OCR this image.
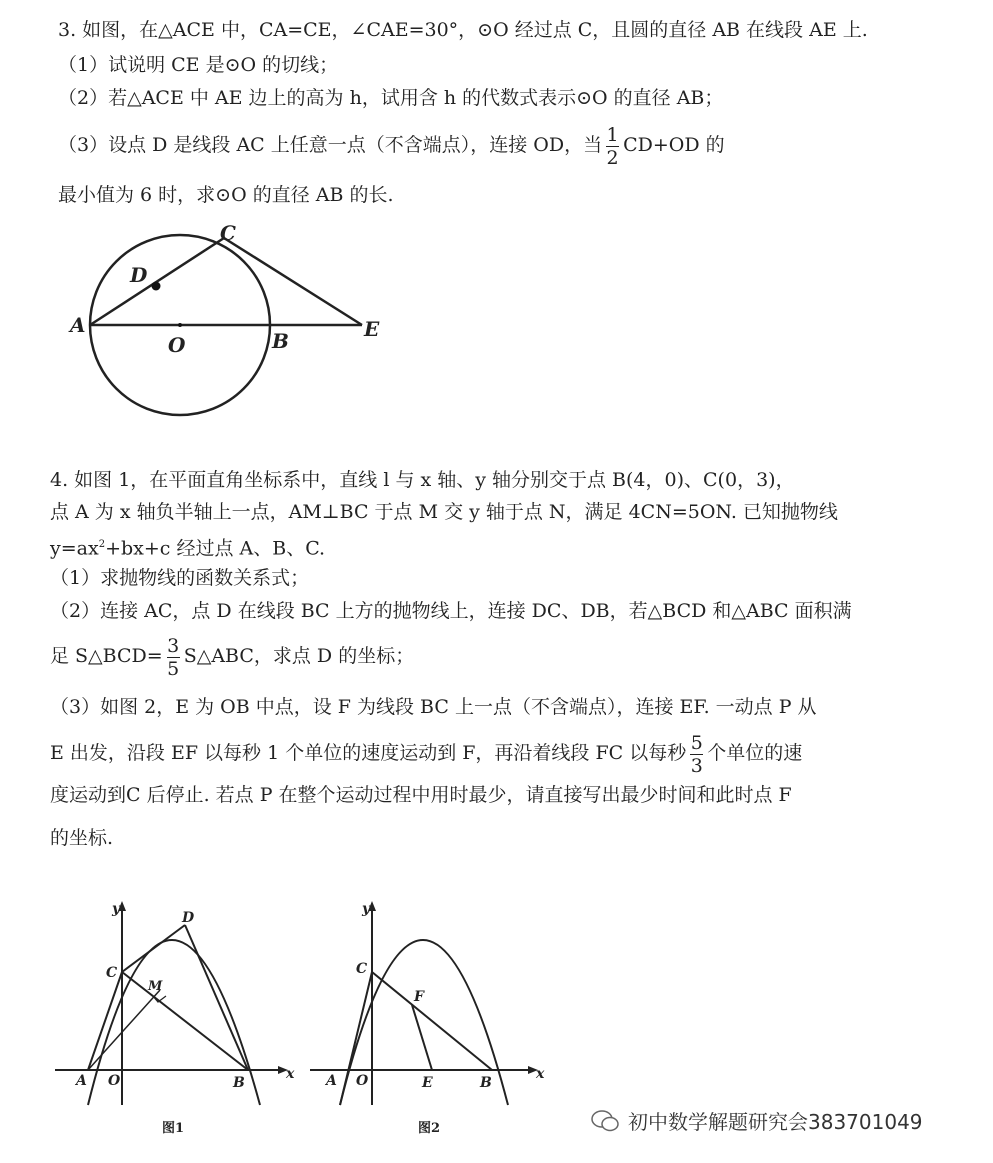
3. 如图，在△ACE 中，CA=CE，∠CAE=30°，⊙O 经过点 C，且圆的直径 AB 在线段 AE 上.
（1）试说明 CE 是⊙O 的切线；
（2）若△ACE 中 AE 边上的高为 h，试用含 h 的代数式表示⊙O 的直径 AB；
（3）设点 D 是线段 AC 上任意一点（不含端点），连接 OD，当 $\frac{1}{2} CD+OD$ 的
最小值为 6 时，求⊙O 的直径 AB 的长.
A
D
C
O	B	E
4. 如图 1，在平面直角坐标系中，直线 l 与 x 轴、y 轴分别交于点 B(4，0)、C(0，3)，
点 A 为 x 轴负半轴上一点，AM⊥BC 于点 M 交 y 轴于点 N，满足 4CN=5ON. 已知抛物线
$y=ax^2+bx+c$ 经过点 A、B、C.
（1）求抛物线的函数关系式；
（2）连接 AC，点 D 在线段 BC 上方的抛物线上，连接 DC、DB，若△BCD 和△ABC 面积满
足 S△BCD= $\frac{3}{5}$ S△ABC，求点 D 的坐标；
（3）如图 2，E 为 OB 中点，设 F 为线段 BC 上一点（不含端点），连接 EF. 一动点 P 从
E 出发，沿段 EF 以每秒 1 个单位的速度运动到 F，再沿着线段 FC 以每秒 $\frac{5}{3}$ 个单位的速
度运动到C 后停止. 若点 P 在整个运动过程中用时最少，请直接写出最少时间和此时点 F
的坐标.
y
x
A O	B
C
D
M
图1
y
x
A O	E	B
C
F
图2	初中数学解题研究会383701049
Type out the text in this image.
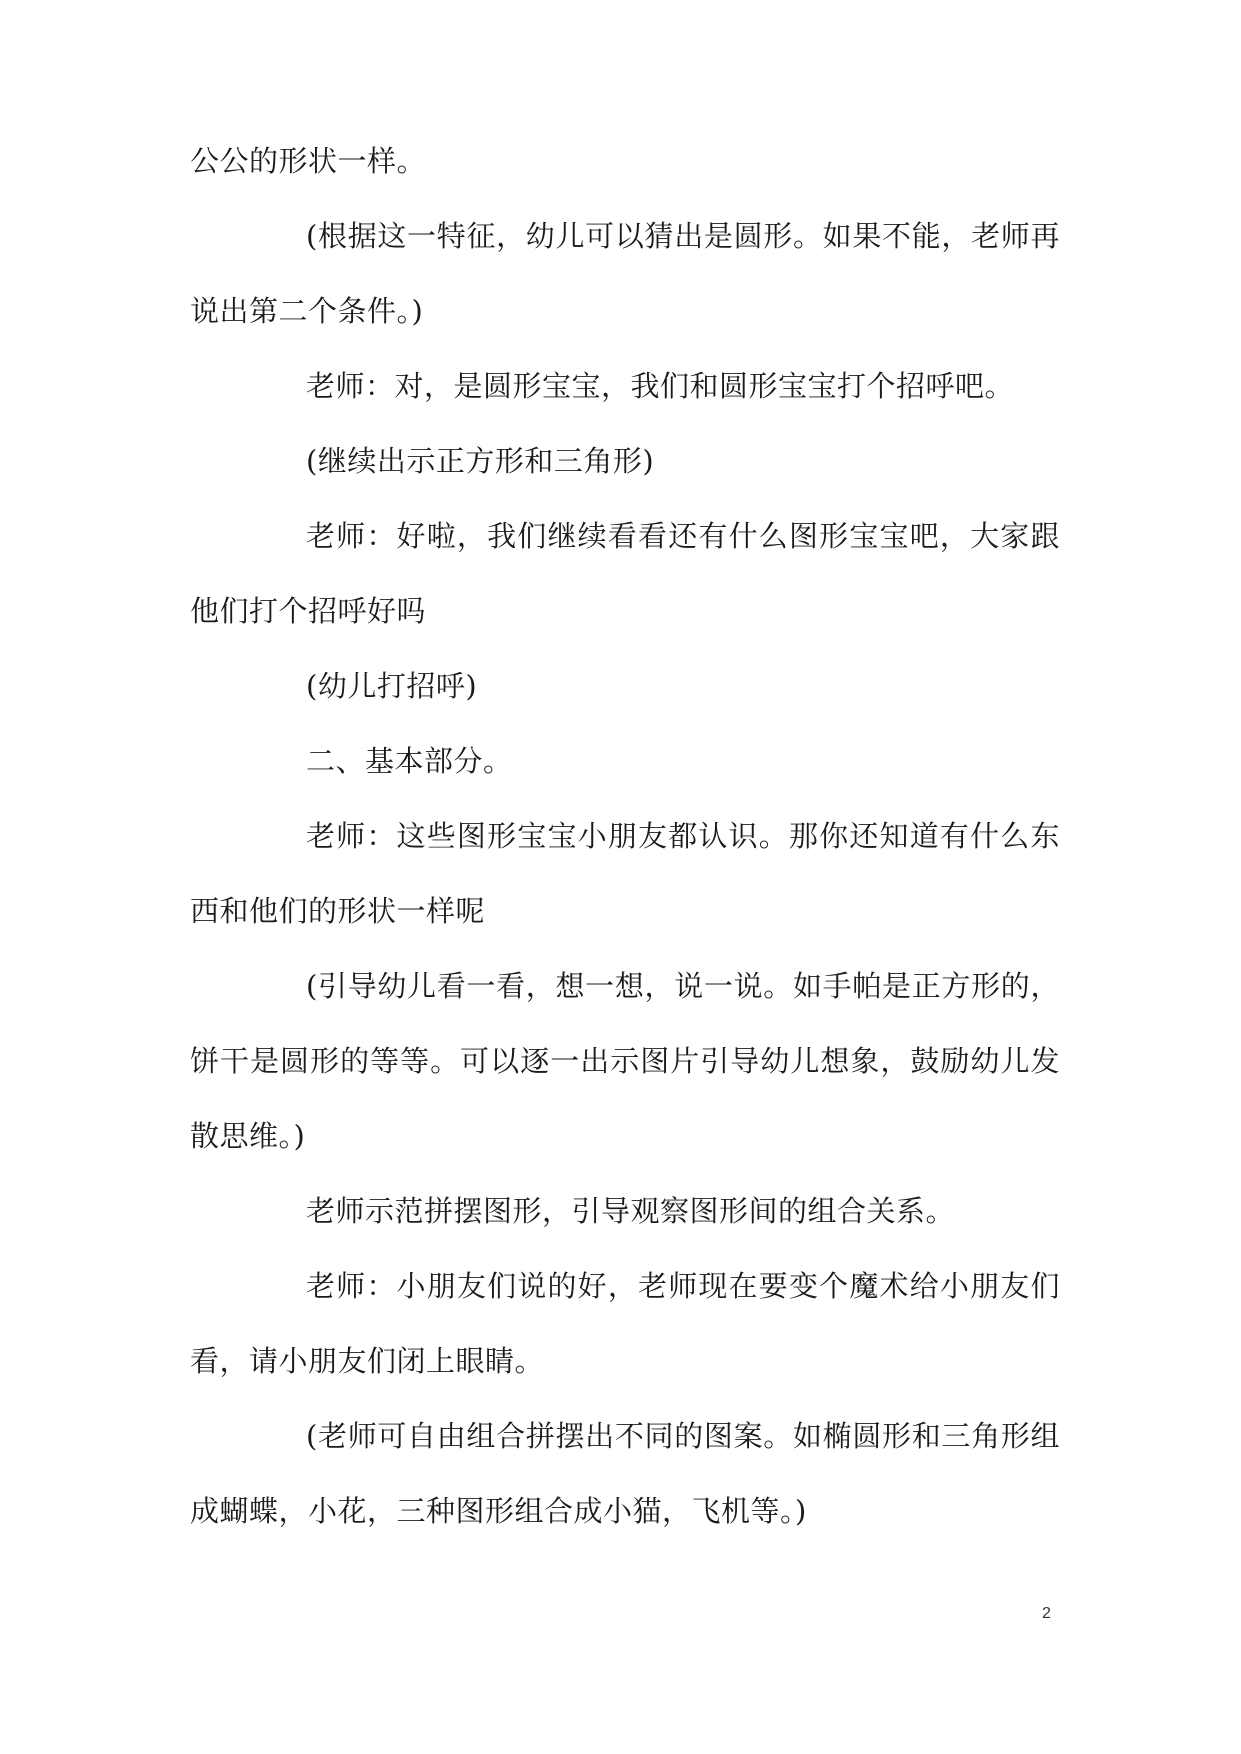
公公的形状一样。

(根据这一特征，幼儿可以猜出是圆形。如果不能，老师再说出第二个条件。)

老师：对，是圆形宝宝，我们和圆形宝宝打个招呼吧。

(继续出示正方形和三角形)

老师：好啦，我们继续看看还有什么图形宝宝吧，大家跟他们打个招呼好吗

(幼儿打招呼)

二、基本部分。

老师：这些图形宝宝小朋友都认识。那你还知道有什么东西和他们的形状一样呢

(引导幼儿看一看，想一想，说一说。如手帕是正方形的，饼干是圆形的等等。可以逐一出示图片引导幼儿想象，鼓励幼儿发散思维。)

老师示范拼摆图形，引导观察图形间的组合关系。

老师：小朋友们说的好，老师现在要变个魔术给小朋友们看，请小朋友们闭上眼睛。

(老师可自由组合拼摆出不同的图案。如椭圆形和三角形组成蝴蝶，小花，三种图形组合成小猫，飞机等。)

2
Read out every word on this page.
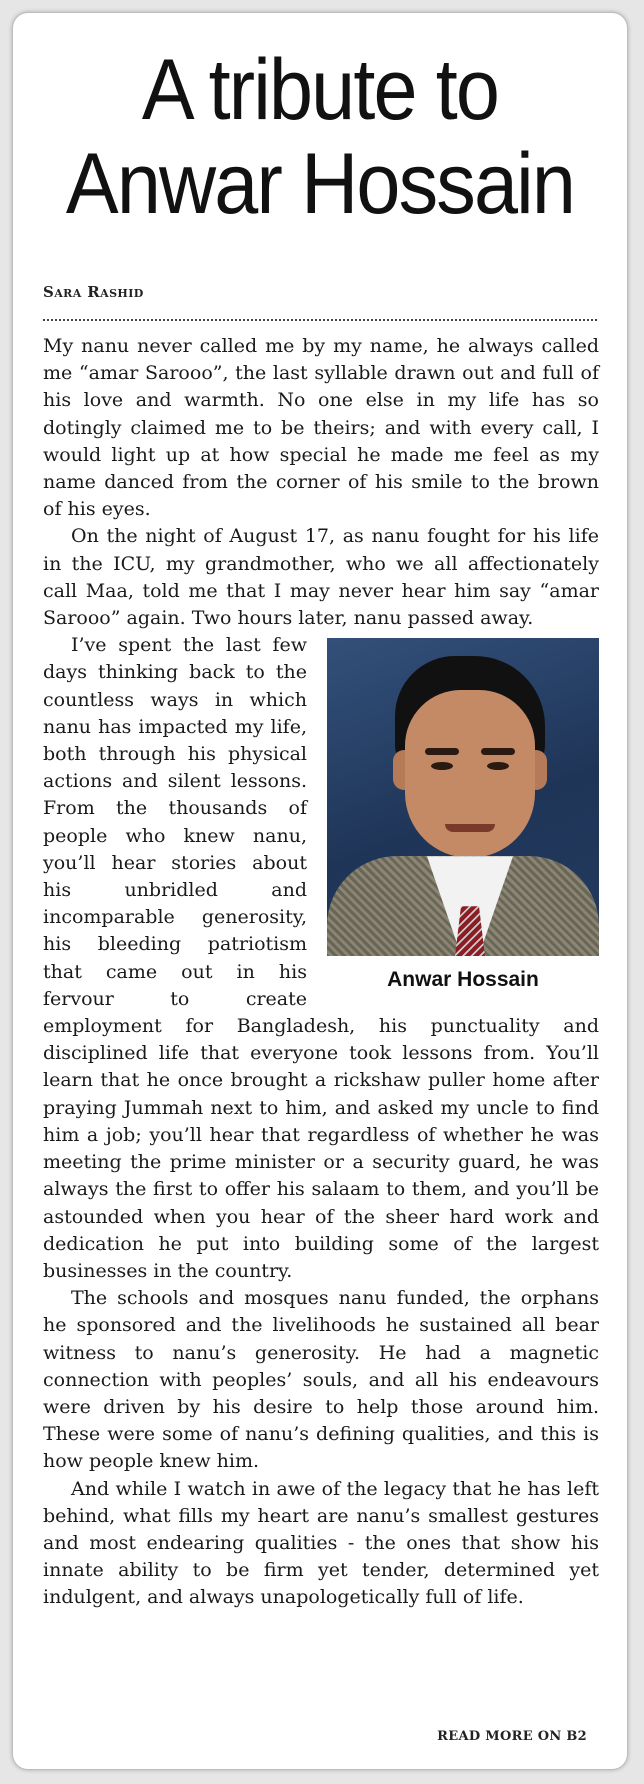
A tribute to
Anwar Hossain
Sara Rashid

My nanu never called me by my name, he always called me “amar Sarooo”, the last syllable drawn out and full of his love and warmth. No one else in my life has so dotingly claimed me to be theirs; and with every call, I would light up at how special he made me feel as my name danced from the corner of his smile to the brown of his eyes.

On the night of August 17, as nanu fought for his life in the ICU, my grandmother, who we all affectionately call Maa, told me that I may never hear him say “amar Sarooo” again. Two hours later, nanu passed away.

Anwar Hossain

I’ve spent the last few days thinking back to the countless ways in which nanu has impacted my life, both through his physical actions and silent lessons. From the thousands of people who knew nanu, you’ll hear stories about his unbridled and incomparable generosity, his bleeding patriotism that came out in his fervour to create employment for Bangladesh, his punctuality and disciplined life that everyone took lessons from. You’ll learn that he once brought a rickshaw puller home after praying Jummah next to him, and asked my uncle to find him a job; you’ll hear that regardless of whether he was meeting the prime minister or a security guard, he was always the first to offer his salaam to them, and you’ll be astounded when you hear of the sheer hard work and dedication he put into building some of the largest businesses in the country.

The schools and mosques nanu funded, the orphans he sponsored and the livelihoods he sustained all bear witness to nanu’s generosity. He had a magnetic connection with peoples’ souls, and all his endeavours were driven by his desire to help those around him. These were some of nanu’s defining qualities, and this is how people knew him.

And while I watch in awe of the legacy that he has left behind, what fills my heart are nanu’s smallest gestures and most endearing qualities - the ones that show his innate ability to be firm yet tender, determined yet indulgent, and always unapologetically full of life.

READ MORE ON B2
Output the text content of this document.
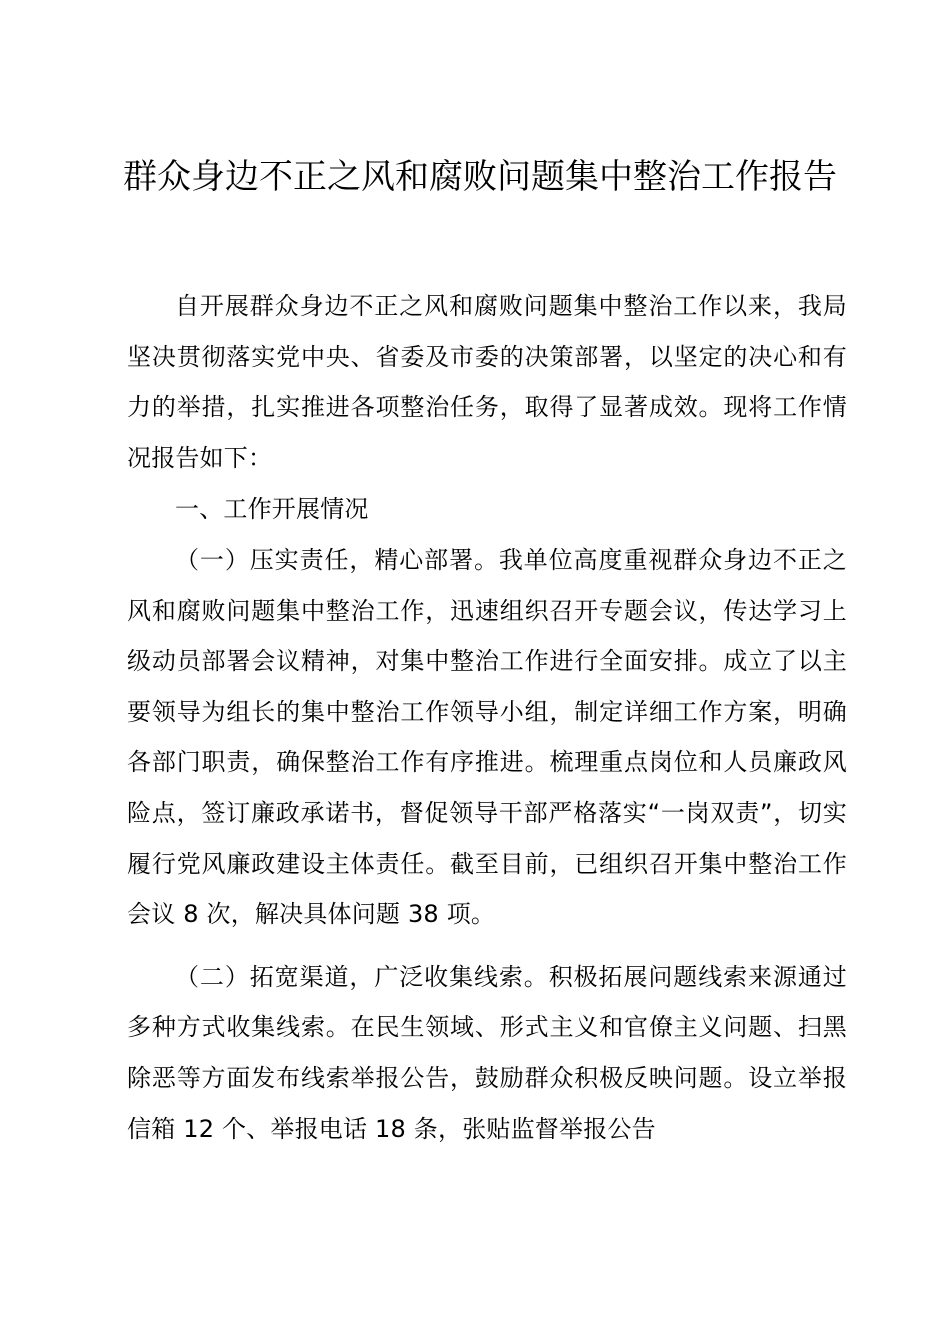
群众身边不正之风和腐败问题集中整治工作报告

自开展群众身边不正之风和腐败问题集中整治工作以来，我局坚决贯彻落实党中央、省委及市委的决策部署，以坚定的决心和有力的举措，扎实推进各项整治任务，取得了显著成效。现将工作情况报告如下：

一、工作开展情况

（一）压实责任，精心部署。我单位高度重视群众身边不正之风和腐败问题集中整治工作，迅速组织召开专题会议，传达学习上级动员部署会议精神，对集中整治工作进行全面安排。成立了以主要领导为组长的集中整治工作领导小组，制定详细工作方案，明确各部门职责，确保整治工作有序推进。梳理重点岗位和人员廉政风险点，签订廉政承诺书，督促领导干部严格落实“一岗双责”，切实履行党风廉政建设主体责任。截至目前，已组织召开集中整治工作会议 8 次，解决具体问题 38 项。

（二）拓宽渠道，广泛收集线索。积极拓展问题线索来源通过多种方式收集线索。在民生领域、形式主义和官僚主义问题、扫黑除恶等方面发布线索举报公告，鼓励群众积极反映问题。设立举报信箱 12 个、举报电话 18 条，张贴监督举报公告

•••

- [Directions]
Copy the material exactly. Do not include the pictures.

- [Output below]
OCR this image.
3. 如图，在△ACE 中，CA=CE，∠CAE=30°，⊙O 经过点 C，且圆的直径 AB 在线段 AE 上.
（1）试说明 CE 是⊙O 的切线；
（2）若△ACE 中 AE 边上的高为 h，试用含 h 的代数式表示⊙O 的直径 AB；
（3）设点 D 是线段 AC 上任意一点（不含端点），连接 OD，当 $\frac{1}{2} CD+OD$ 的
最小值为 6 时，求⊙O 的直径 AB 的长.
A
D
C
O	B	E
4. 如图 1，在平面直角坐标系中，直线 l 与 x 轴、y 轴分别交于点 B(4，0)、C(0，3)，
点 A 为 x 轴负半轴上一点，AM⊥BC 于点 M 交 y 轴于点 N，满足 4CN=5ON. 已知抛物线
$y=ax^2+bx+c$ 经过点 A、B、C.
（1）求抛物线的函数关系式；
（2）连接 AC，点 D 在线段 BC 上方的抛物线上，连接 DC、DB，若△BCD 和△ABC 面积满
足 S△BCD= $\frac{3}{5}$ S△ABC，求点 D 的坐标；
（3）如图 2，E 为 OB 中点，设 F 为线段 BC 上一点（不含端点），连接 EF. 一动点 P 从
E 出发，沿段 EF 以每秒 1 个单位的速度运动到 F，再沿着线段 FC 以每秒 $\frac{5}{3}$ 个单位的速
度运动到C 后停止. 若点 P 在整个运动过程中用时最少，请直接写出最少时间和此时点 F
的坐标.
y
x
A O	B
C
D
M
图1
y
x
A O	E	B
C
F
图2	初中数学解题研究会383701049
Type out the text in this image.
公公的形状一样。

(根据这一特征，幼儿可以猜出是圆形。如果不能，老师再说出第二个条件。)

老师：对，是圆形宝宝，我们和圆形宝宝打个招呼吧。

(继续出示正方形和三角形)

老师：好啦，我们继续看看还有什么图形宝宝吧，大家跟他们打个招呼好吗

(幼儿打招呼)

二、基本部分。

老师：这些图形宝宝小朋友都认识。那你还知道有什么东西和他们的形状一样呢

(引导幼儿看一看，想一想，说一说。如手帕是正方形的，饼干是圆形的等等。可以逐一出示图片引导幼儿想象，鼓励幼儿发散思维。)

老师示范拼摆图形，引导观察图形间的组合关系。

老师：小朋友们说的好，老师现在要变个魔术给小朋友们看，请小朋友们闭上眼睛。

(老师可自由组合拼摆出不同的图案。如椭圆形和三角形组成蝴蝶，小花，三种图形组合成小猫，飞机等。)

2
Read out every word on this page.
A tribute to
Anwar Hossain
Sara Rashid

My nanu never called me by my name, he always called me “amar Sarooo”, the last syllable drawn out and full of his love and warmth. No one else in my life has so dotingly claimed me to be theirs; and with every call, I would light up at how special he made me feel as my name danced from the corner of his smile to the brown of his eyes.

On the night of August 17, as nanu fought for his life in the ICU, my grandmother, who we all affectionately call Maa, told me that I may never hear him say “amar Sarooo” again. Two hours later, nanu passed away.

Anwar Hossain

I’ve spent the last few days thinking back to the countless ways in which nanu has impacted my life, both through his physical actions and silent lessons. From the thousands of people who knew nanu, you’ll hear stories about his unbridled and incomparable generosity, his bleeding patriotism that came out in his fervour to create employment for Bangladesh, his punctuality and disciplined life that everyone took lessons from. You’ll learn that he once brought a rickshaw puller home after praying Jummah next to him, and asked my uncle to find him a job; you’ll hear that regardless of whether he was meeting the prime minister or a security guard, he was always the first to offer his salaam to them, and you’ll be astounded when you hear of the sheer hard work and dedication he put into building some of the largest businesses in the country.

The schools and mosques nanu funded, the orphans he sponsored and the livelihoods he sustained all bear witness to nanu’s generosity. He had a magnetic connection with peoples’ souls, and all his endeavours were driven by his desire to help those around him. These were some of nanu’s defining qualities, and this is how people knew him.

And while I watch in awe of the legacy that he has left behind, what fills my heart are nanu’s smallest gestures and most endearing qualities - the ones that show his innate ability to be firm yet tender, determined yet indulgent, and always unapologetically full of life.

READ MORE ON B2
Output the text content of this document.
群众身边不正之风和腐败问题集中整治工作报告

自开展群众身边不正之风和腐败问题集中整治工作以来，我局坚决贯彻落实党中央、省委及市委的决策部署，以坚定的决心和有力的举措，扎实推进各项整治任务，取得了显著成效。现将工作情况报告如下：

一、工作开展情况

（一）压实责任，精心部署。我单位高度重视群众身边不正之风和腐败问题集中整治工作，迅速组织召开专题会议，传达学习上级动员部署会议精神，对集中整治工作进行全面安排。成立了以主要领导为组长的集中整治工作领导小组，制定详细工作方案，明确各部门职责，确保整治工作有序推进。梳理重点岗位和人员廉政风险点，签订廉政承诺书，督促领导干部严格落实“一岗双责”，切实履行党风廉政建设主体责任。截至目前，已组织召开集中整治工作会议 8 次，解决具体问题 38 项。

（二）拓宽渠道，广泛收集线索。积极拓展问题线索来源通过多种方式收集线索。在民生领域、形式主义和官僚主义问题、扫黑除恶等方面发布线索举报公告，鼓励群众积极反映问题。设立举报信箱 12 个、举报电话 18 条，张贴监督举报公告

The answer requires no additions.